▶ _What the task asks_:
Your task is to copy every line of this material exactly.

▶ _Provided material_:
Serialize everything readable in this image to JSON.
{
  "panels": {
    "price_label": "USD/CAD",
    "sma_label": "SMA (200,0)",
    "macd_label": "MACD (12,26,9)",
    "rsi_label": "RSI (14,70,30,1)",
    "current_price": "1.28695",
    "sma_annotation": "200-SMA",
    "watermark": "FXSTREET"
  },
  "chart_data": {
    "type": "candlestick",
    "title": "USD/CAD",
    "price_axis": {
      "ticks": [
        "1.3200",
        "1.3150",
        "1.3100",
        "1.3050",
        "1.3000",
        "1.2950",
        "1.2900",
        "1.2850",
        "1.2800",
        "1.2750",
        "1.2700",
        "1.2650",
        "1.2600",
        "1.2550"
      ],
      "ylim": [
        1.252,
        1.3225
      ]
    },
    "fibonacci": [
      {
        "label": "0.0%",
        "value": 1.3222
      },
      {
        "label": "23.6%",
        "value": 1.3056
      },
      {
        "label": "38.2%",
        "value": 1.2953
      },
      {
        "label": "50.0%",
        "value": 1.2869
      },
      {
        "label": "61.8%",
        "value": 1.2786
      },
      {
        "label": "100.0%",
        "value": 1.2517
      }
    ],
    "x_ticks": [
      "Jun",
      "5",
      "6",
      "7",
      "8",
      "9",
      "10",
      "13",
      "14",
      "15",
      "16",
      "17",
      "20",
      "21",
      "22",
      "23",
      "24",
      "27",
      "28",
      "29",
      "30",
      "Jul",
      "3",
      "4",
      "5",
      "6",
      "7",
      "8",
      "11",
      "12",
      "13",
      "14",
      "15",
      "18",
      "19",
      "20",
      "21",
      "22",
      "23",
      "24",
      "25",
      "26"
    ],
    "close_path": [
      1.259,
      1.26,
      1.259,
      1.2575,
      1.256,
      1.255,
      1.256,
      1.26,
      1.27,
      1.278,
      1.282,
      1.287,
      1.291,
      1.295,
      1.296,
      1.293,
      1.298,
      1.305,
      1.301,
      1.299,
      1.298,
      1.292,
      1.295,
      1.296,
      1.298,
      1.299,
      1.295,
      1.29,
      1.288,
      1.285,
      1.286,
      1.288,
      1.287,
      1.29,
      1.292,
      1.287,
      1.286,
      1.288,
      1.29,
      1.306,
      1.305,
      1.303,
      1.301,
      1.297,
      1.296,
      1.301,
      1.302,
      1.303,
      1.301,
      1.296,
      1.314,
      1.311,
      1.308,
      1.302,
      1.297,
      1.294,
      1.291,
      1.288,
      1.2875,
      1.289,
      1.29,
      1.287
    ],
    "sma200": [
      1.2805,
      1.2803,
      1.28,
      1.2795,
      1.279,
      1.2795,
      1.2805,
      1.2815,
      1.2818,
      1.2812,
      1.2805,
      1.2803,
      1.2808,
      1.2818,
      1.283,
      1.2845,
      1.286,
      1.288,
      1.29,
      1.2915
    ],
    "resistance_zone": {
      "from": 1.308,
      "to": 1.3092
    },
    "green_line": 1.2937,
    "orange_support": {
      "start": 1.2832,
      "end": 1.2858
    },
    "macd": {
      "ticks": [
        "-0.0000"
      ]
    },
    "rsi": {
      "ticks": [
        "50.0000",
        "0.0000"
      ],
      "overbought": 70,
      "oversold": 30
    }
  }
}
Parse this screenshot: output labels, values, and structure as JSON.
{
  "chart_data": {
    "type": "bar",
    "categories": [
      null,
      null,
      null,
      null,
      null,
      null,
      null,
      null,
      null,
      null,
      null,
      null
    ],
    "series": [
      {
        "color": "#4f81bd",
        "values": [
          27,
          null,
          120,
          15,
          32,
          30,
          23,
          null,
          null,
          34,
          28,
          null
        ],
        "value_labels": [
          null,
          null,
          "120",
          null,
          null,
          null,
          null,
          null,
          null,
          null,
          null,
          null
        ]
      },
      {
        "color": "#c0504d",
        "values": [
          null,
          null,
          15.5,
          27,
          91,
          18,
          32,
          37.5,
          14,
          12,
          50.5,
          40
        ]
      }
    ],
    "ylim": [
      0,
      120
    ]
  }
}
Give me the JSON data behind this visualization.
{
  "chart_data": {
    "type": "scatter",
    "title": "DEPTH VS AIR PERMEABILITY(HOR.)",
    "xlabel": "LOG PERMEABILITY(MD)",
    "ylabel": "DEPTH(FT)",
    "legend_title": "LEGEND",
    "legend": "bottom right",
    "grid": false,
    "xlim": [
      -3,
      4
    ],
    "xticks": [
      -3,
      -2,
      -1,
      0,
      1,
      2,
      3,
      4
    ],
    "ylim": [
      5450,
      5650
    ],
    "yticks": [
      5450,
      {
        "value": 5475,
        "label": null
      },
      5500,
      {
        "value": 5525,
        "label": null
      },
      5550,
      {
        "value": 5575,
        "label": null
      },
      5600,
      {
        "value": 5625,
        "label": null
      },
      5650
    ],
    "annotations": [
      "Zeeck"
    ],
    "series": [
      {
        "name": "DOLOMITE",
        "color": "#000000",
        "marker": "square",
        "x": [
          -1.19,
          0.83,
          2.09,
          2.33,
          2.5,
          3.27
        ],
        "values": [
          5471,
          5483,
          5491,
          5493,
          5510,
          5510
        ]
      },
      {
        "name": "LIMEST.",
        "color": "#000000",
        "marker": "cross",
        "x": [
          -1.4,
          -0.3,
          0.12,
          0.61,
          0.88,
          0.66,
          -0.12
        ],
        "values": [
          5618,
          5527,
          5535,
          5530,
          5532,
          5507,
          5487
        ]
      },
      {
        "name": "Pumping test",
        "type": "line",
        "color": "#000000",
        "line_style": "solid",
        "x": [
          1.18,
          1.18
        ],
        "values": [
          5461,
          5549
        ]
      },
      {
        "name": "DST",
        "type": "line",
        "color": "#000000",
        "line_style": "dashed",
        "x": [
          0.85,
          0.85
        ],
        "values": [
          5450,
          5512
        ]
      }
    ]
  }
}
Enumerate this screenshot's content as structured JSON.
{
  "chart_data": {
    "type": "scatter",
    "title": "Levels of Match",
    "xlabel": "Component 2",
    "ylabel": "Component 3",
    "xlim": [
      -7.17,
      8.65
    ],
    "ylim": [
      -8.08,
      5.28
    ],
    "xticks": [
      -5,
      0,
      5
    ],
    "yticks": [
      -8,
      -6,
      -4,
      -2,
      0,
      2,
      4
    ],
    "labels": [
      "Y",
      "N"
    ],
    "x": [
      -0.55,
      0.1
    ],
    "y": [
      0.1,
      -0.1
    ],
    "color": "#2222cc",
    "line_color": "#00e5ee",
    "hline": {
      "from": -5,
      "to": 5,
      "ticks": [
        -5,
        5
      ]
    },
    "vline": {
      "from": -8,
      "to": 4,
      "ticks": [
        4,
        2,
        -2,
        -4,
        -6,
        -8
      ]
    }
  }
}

▶ _Answer to the task_:
Serialize everything readable in this image to JSON.
{
  "panels": {
    "price_label": "USD/CAD",
    "sma_label": "SMA (200,0)",
    "macd_label": "MACD (12,26,9)",
    "rsi_label": "RSI (14,70,30,1)",
    "current_price": "1.28695",
    "sma_annotation": "200-SMA",
    "watermark": "FXSTREET"
  },
  "chart_data": {
    "type": "candlestick",
    "title": "USD/CAD",
    "price_axis": {
      "ticks": [
        "1.3200",
        "1.3150",
        "1.3100",
        "1.3050",
        "1.3000",
        "1.2950",
        "1.2900",
        "1.2850",
        "1.2800",
        "1.2750",
        "1.2700",
        "1.2650",
        "1.2600",
        "1.2550"
      ],
      "ylim": [
        1.252,
        1.3225
      ]
    },
    "fibonacci": [
      {
        "label": "0.0%",
        "value": 1.3222
      },
      {
        "label": "23.6%",
        "value": 1.3056
      },
      {
        "label": "38.2%",
        "value": 1.2953
      },
      {
        "label": "50.0%",
        "value": 1.2869
      },
      {
        "label": "61.8%",
        "value": 1.2786
      },
      {
        "label": "100.0%",
        "value": 1.2517
      }
    ],
    "x_ticks": [
      "Jun",
      "5",
      "6",
      "7",
      "8",
      "9",
      "10",
      "13",
      "14",
      "15",
      "16",
      "17",
      "20",
      "21",
      "22",
      "23",
      "24",
      "27",
      "28",
      "29",
      "30",
      "Jul",
      "3",
      "4",
      "5",
      "6",
      "7",
      "8",
      "11",
      "12",
      "13",
      "14",
      "15",
      "18",
      "19",
      "20",
      "21",
      "22",
      "23",
      "24",
      "25",
      "26"
    ],
    "close_path": [
      1.259,
      1.26,
      1.259,
      1.2575,
      1.256,
      1.255,
      1.256,
      1.26,
      1.27,
      1.278,
      1.282,
      1.287,
      1.291,
      1.295,
      1.296,
      1.293,
      1.298,
      1.305,
      1.301,
      1.299,
      1.298,
      1.292,
      1.295,
      1.296,
      1.298,
      1.299,
      1.295,
      1.29,
      1.288,
      1.285,
      1.286,
      1.288,
      1.287,
      1.29,
      1.292,
      1.287,
      1.286,
      1.288,
      1.29,
      1.306,
      1.305,
      1.303,
      1.301,
      1.297,
      1.296,
      1.301,
      1.302,
      1.303,
      1.301,
      1.296,
      1.314,
      1.311,
      1.308,
      1.302,
      1.297,
      1.294,
      1.291,
      1.288,
      1.2875,
      1.289,
      1.29,
      1.287
    ],
    "sma200": [
      1.2805,
      1.2803,
      1.28,
      1.2795,
      1.279,
      1.2795,
      1.2805,
      1.2815,
      1.2818,
      1.2812,
      1.2805,
      1.2803,
      1.2808,
      1.2818,
      1.283,
      1.2845,
      1.286,
      1.288,
      1.29,
      1.2915
    ],
    "resistance_zone": {
      "from": 1.308,
      "to": 1.3092
    },
    "green_line": 1.2937,
    "orange_support": {
      "start": 1.2832,
      "end": 1.2858
    },
    "macd": {
      "ticks": [
        "-0.0000"
      ]
    },
    "rsi": {
      "ticks": [
        "50.0000",
        "0.0000"
      ],
      "overbought": 70,
      "oversold": 30
    }
  }
}
Parse this screenshot: output labels, values, and structure as JSON.
{
  "chart_data": {
    "type": "bar",
    "categories": [
      null,
      null,
      null,
      null,
      null,
      null,
      null,
      null,
      null,
      null,
      null,
      null
    ],
    "series": [
      {
        "color": "#4f81bd",
        "values": [
          27,
          null,
          120,
          15,
          32,
          30,
          23,
          null,
          null,
          34,
          28,
          null
        ],
        "value_labels": [
          null,
          null,
          "120",
          null,
          null,
          null,
          null,
          null,
          null,
          null,
          null,
          null
        ]
      },
      {
        "color": "#c0504d",
        "values": [
          null,
          null,
          15.5,
          27,
          91,
          18,
          32,
          37.5,
          14,
          12,
          50.5,
          40
        ]
      }
    ],
    "ylim": [
      0,
      120
    ]
  }
}
Give me the JSON data behind this visualization.
{
  "chart_data": {
    "type": "scatter",
    "title": "DEPTH VS AIR PERMEABILITY(HOR.)",
    "xlabel": "LOG PERMEABILITY(MD)",
    "ylabel": "DEPTH(FT)",
    "legend_title": "LEGEND",
    "legend": "bottom right",
    "grid": false,
    "xlim": [
      -3,
      4
    ],
    "xticks": [
      -3,
      -2,
      -1,
      0,
      1,
      2,
      3,
      4
    ],
    "ylim": [
      5450,
      5650
    ],
    "yticks": [
      5450,
      {
        "value": 5475,
        "label": null
      },
      5500,
      {
        "value": 5525,
        "label": null
      },
      5550,
      {
        "value": 5575,
        "label": null
      },
      5600,
      {
        "value": 5625,
        "label": null
      },
      5650
    ],
    "annotations": [
      "Zeeck"
    ],
    "series": [
      {
        "name": "DOLOMITE",
        "color": "#000000",
        "marker": "square",
        "x": [
          -1.19,
          0.83,
          2.09,
          2.33,
          2.5,
          3.27
        ],
        "values": [
          5471,
          5483,
          5491,
          5493,
          5510,
          5510
        ]
      },
      {
        "name": "LIMEST.",
        "color": "#000000",
        "marker": "cross",
        "x": [
          -1.4,
          -0.3,
          0.12,
          0.61,
          0.88,
          0.66,
          -0.12
        ],
        "values": [
          5618,
          5527,
          5535,
          5530,
          5532,
          5507,
          5487
        ]
      },
      {
        "name": "Pumping test",
        "type": "line",
        "color": "#000000",
        "line_style": "solid",
        "x": [
          1.18,
          1.18
        ],
        "values": [
          5461,
          5549
        ]
      },
      {
        "name": "DST",
        "type": "line",
        "color": "#000000",
        "line_style": "dashed",
        "x": [
          0.85,
          0.85
        ],
        "values": [
          5450,
          5512
        ]
      }
    ]
  }
}
Enumerate this screenshot's content as structured JSON.
{
  "chart_data": {
    "type": "scatter",
    "title": "Levels of Match",
    "xlabel": "Component 2",
    "ylabel": "Component 3",
    "xlim": [
      -7.17,
      8.65
    ],
    "ylim": [
      -8.08,
      5.28
    ],
    "xticks": [
      -5,
      0,
      5
    ],
    "yticks": [
      -8,
      -6,
      -4,
      -2,
      0,
      2,
      4
    ],
    "labels": [
      "Y",
      "N"
    ],
    "x": [
      -0.55,
      0.1
    ],
    "y": [
      0.1,
      -0.1
    ],
    "color": "#2222cc",
    "line_color": "#00e5ee",
    "hline": {
      "from": -5,
      "to": 5,
      "ticks": [
        -5,
        5
      ]
    },
    "vline": {
      "from": -8,
      "to": 4,
      "ticks": [
        4,
        2,
        -2,
        -4,
        -6,
        -8
      ]
    }
  }
}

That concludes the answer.